(Supplied records)

----------------------------------------

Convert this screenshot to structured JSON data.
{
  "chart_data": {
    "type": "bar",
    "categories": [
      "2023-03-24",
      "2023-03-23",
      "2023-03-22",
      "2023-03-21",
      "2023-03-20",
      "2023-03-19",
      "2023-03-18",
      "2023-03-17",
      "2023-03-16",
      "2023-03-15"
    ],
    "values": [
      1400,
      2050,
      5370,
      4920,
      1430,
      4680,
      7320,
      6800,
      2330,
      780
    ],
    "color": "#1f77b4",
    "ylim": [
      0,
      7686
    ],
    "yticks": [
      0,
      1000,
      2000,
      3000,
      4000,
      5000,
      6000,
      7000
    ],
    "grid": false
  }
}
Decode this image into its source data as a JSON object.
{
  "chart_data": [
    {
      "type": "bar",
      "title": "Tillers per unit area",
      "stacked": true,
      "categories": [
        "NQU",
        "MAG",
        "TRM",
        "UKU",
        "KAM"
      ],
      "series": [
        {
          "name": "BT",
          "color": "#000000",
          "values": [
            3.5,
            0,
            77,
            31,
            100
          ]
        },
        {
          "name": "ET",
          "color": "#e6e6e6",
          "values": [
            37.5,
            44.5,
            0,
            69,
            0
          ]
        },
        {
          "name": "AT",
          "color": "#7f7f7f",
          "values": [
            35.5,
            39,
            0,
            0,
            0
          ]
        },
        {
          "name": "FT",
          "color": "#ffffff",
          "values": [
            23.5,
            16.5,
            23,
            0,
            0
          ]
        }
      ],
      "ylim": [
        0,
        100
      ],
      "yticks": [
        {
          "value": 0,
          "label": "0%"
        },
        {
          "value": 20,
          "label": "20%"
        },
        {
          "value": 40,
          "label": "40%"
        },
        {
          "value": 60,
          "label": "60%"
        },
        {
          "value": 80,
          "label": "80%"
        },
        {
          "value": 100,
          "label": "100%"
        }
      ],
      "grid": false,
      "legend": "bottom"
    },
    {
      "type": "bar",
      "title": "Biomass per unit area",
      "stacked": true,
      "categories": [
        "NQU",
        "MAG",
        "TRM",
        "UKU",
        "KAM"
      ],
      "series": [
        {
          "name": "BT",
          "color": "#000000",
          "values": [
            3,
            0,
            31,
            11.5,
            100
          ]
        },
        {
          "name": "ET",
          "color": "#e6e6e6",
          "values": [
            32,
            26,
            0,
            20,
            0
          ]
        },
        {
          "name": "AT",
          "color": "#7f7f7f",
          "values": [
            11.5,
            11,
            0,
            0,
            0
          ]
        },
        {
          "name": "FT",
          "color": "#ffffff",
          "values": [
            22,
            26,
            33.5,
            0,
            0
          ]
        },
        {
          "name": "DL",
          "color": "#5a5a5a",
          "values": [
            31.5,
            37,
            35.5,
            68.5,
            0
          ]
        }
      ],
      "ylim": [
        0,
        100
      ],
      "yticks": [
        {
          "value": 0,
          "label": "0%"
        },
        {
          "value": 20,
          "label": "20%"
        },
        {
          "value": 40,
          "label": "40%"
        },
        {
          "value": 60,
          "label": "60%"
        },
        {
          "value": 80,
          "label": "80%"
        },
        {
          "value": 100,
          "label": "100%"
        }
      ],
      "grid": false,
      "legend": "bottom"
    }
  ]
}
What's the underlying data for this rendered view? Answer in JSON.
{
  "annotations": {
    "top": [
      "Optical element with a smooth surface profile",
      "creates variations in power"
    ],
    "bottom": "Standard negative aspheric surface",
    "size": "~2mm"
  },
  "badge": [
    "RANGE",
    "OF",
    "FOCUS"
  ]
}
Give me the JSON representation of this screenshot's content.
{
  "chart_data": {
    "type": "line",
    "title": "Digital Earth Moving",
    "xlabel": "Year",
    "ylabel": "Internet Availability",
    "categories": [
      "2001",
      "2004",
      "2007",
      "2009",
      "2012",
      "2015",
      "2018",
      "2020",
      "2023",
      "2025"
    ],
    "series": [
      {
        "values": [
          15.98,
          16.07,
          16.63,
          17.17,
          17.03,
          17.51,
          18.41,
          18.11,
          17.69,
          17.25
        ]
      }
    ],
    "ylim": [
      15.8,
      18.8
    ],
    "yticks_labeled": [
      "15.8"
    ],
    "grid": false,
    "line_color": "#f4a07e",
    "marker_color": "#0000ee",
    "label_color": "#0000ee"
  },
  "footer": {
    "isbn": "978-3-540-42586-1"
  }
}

----------------------------------------

(Objective) Print the entries exactly. Include every one.

(Output below)
Convert this screenshot to structured JSON data.
{
  "chart_data": {
    "type": "bar",
    "categories": [
      "2023-03-24",
      "2023-03-23",
      "2023-03-22",
      "2023-03-21",
      "2023-03-20",
      "2023-03-19",
      "2023-03-18",
      "2023-03-17",
      "2023-03-16",
      "2023-03-15"
    ],
    "values": [
      1400,
      2050,
      5370,
      4920,
      1430,
      4680,
      7320,
      6800,
      2330,
      780
    ],
    "color": "#1f77b4",
    "ylim": [
      0,
      7686
    ],
    "yticks": [
      0,
      1000,
      2000,
      3000,
      4000,
      5000,
      6000,
      7000
    ],
    "grid": false
  }
}
Decode this image into its source data as a JSON object.
{
  "chart_data": [
    {
      "type": "bar",
      "title": "Tillers per unit area",
      "stacked": true,
      "categories": [
        "NQU",
        "MAG",
        "TRM",
        "UKU",
        "KAM"
      ],
      "series": [
        {
          "name": "BT",
          "color": "#000000",
          "values": [
            3.5,
            0,
            77,
            31,
            100
          ]
        },
        {
          "name": "ET",
          "color": "#e6e6e6",
          "values": [
            37.5,
            44.5,
            0,
            69,
            0
          ]
        },
        {
          "name": "AT",
          "color": "#7f7f7f",
          "values": [
            35.5,
            39,
            0,
            0,
            0
          ]
        },
        {
          "name": "FT",
          "color": "#ffffff",
          "values": [
            23.5,
            16.5,
            23,
            0,
            0
          ]
        }
      ],
      "ylim": [
        0,
        100
      ],
      "yticks": [
        {
          "value": 0,
          "label": "0%"
        },
        {
          "value": 20,
          "label": "20%"
        },
        {
          "value": 40,
          "label": "40%"
        },
        {
          "value": 60,
          "label": "60%"
        },
        {
          "value": 80,
          "label": "80%"
        },
        {
          "value": 100,
          "label": "100%"
        }
      ],
      "grid": false,
      "legend": "bottom"
    },
    {
      "type": "bar",
      "title": "Biomass per unit area",
      "stacked": true,
      "categories": [
        "NQU",
        "MAG",
        "TRM",
        "UKU",
        "KAM"
      ],
      "series": [
        {
          "name": "BT",
          "color": "#000000",
          "values": [
            3,
            0,
            31,
            11.5,
            100
          ]
        },
        {
          "name": "ET",
          "color": "#e6e6e6",
          "values": [
            32,
            26,
            0,
            20,
            0
          ]
        },
        {
          "name": "AT",
          "color": "#7f7f7f",
          "values": [
            11.5,
            11,
            0,
            0,
            0
          ]
        },
        {
          "name": "FT",
          "color": "#ffffff",
          "values": [
            22,
            26,
            33.5,
            0,
            0
          ]
        },
        {
          "name": "DL",
          "color": "#5a5a5a",
          "values": [
            31.5,
            37,
            35.5,
            68.5,
            0
          ]
        }
      ],
      "ylim": [
        0,
        100
      ],
      "yticks": [
        {
          "value": 0,
          "label": "0%"
        },
        {
          "value": 20,
          "label": "20%"
        },
        {
          "value": 40,
          "label": "40%"
        },
        {
          "value": 60,
          "label": "60%"
        },
        {
          "value": 80,
          "label": "80%"
        },
        {
          "value": 100,
          "label": "100%"
        }
      ],
      "grid": false,
      "legend": "bottom"
    }
  ]
}
What's the underlying data for this rendered view? Answer in JSON.
{
  "annotations": {
    "top": [
      "Optical element with a smooth surface profile",
      "creates variations in power"
    ],
    "bottom": "Standard negative aspheric surface",
    "size": "~2mm"
  },
  "badge": [
    "RANGE",
    "OF",
    "FOCUS"
  ]
}
Give me the JSON representation of this screenshot's content.
{
  "chart_data": {
    "type": "line",
    "title": "Digital Earth Moving",
    "xlabel": "Year",
    "ylabel": "Internet Availability",
    "categories": [
      "2001",
      "2004",
      "2007",
      "2009",
      "2012",
      "2015",
      "2018",
      "2020",
      "2023",
      "2025"
    ],
    "series": [
      {
        "values": [
          15.98,
          16.07,
          16.63,
          17.17,
          17.03,
          17.51,
          18.41,
          18.11,
          17.69,
          17.25
        ]
      }
    ],
    "ylim": [
      15.8,
      18.8
    ],
    "yticks_labeled": [
      "15.8"
    ],
    "grid": false,
    "line_color": "#f4a07e",
    "marker_color": "#0000ee",
    "label_color": "#0000ee"
  },
  "footer": {
    "isbn": "978-3-540-42586-1"
  }
}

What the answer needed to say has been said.